Goal: Report only the number of lines holding "puffed".

_ _ _ _ _

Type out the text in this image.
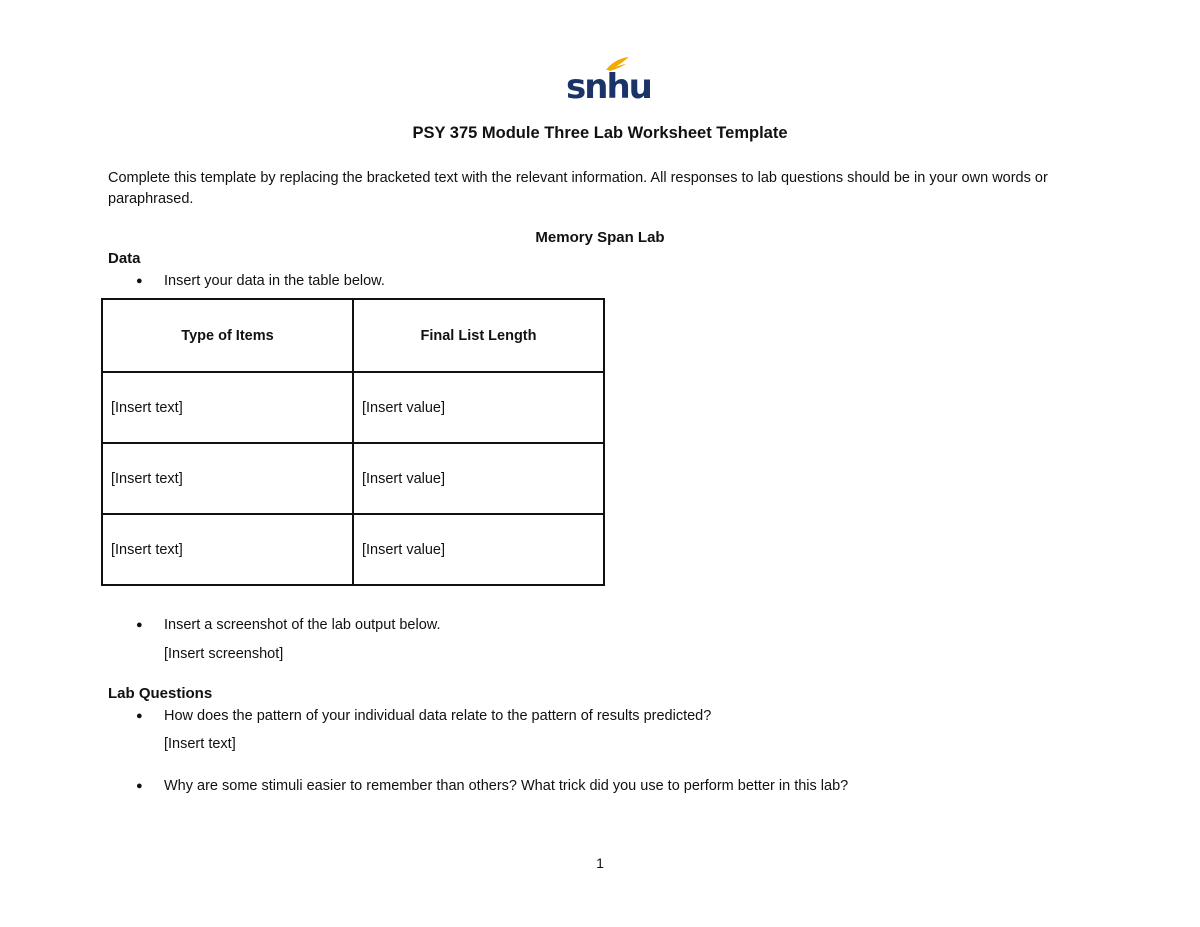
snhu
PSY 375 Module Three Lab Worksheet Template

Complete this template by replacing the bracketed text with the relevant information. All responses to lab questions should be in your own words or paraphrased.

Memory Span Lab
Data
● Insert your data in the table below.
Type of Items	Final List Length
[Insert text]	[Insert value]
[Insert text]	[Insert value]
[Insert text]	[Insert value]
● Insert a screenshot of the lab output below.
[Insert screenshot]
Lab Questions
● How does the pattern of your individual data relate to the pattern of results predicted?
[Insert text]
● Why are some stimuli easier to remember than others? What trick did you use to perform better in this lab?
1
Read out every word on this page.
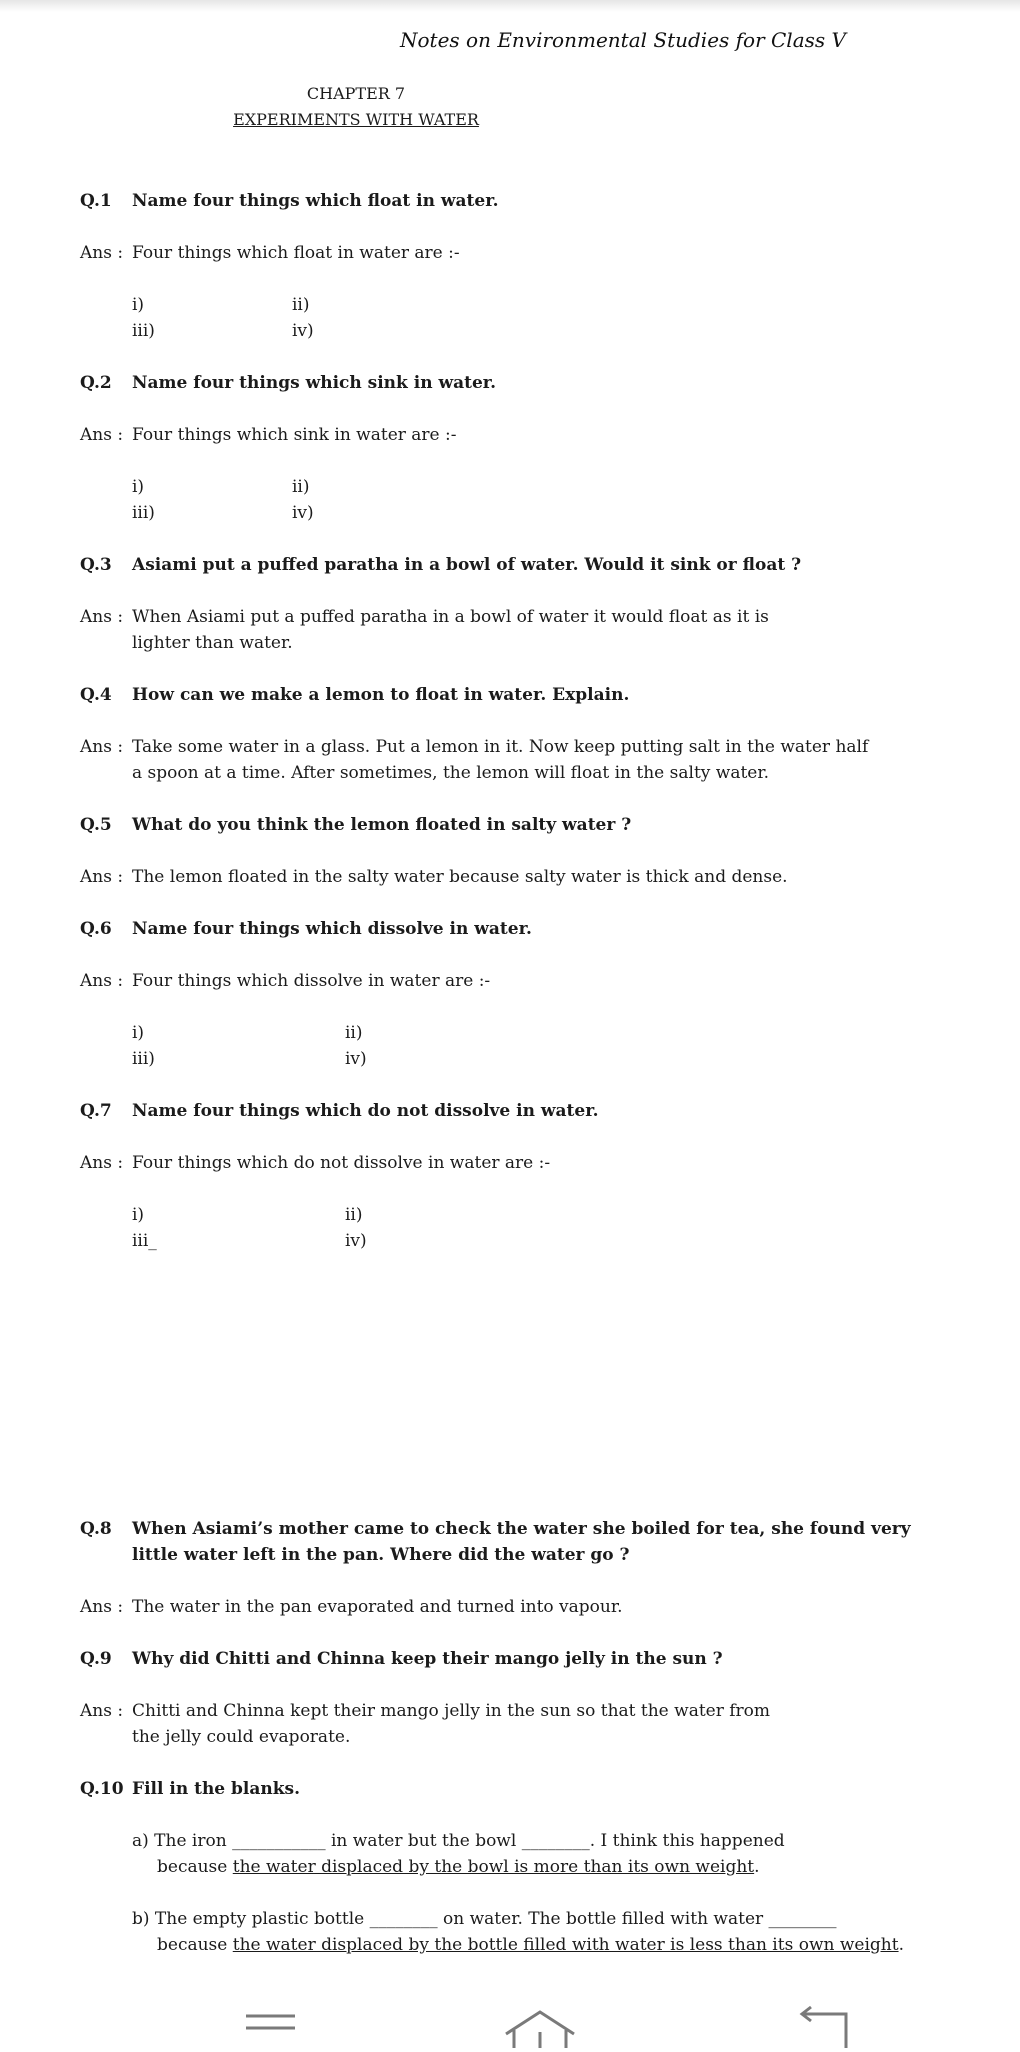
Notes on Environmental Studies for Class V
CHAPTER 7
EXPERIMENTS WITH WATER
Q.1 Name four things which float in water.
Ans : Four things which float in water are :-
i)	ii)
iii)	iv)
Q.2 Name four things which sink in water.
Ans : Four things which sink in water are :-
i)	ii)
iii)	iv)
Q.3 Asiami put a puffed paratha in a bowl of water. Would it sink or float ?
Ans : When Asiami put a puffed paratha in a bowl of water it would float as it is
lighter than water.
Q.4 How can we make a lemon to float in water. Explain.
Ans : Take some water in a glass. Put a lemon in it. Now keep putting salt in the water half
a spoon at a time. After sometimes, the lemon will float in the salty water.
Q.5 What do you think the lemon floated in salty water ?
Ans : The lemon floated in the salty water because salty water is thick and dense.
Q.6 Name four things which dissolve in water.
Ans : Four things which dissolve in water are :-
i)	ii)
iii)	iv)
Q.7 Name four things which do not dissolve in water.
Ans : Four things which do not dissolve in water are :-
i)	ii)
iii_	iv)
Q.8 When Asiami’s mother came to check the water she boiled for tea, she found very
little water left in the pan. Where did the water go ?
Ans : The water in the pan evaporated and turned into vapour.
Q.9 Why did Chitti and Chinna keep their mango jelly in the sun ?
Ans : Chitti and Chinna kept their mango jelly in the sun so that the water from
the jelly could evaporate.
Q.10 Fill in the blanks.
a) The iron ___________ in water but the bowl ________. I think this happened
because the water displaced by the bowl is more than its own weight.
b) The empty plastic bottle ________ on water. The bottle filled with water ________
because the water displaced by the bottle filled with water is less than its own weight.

_ _ _ _ _

Problem solution: 2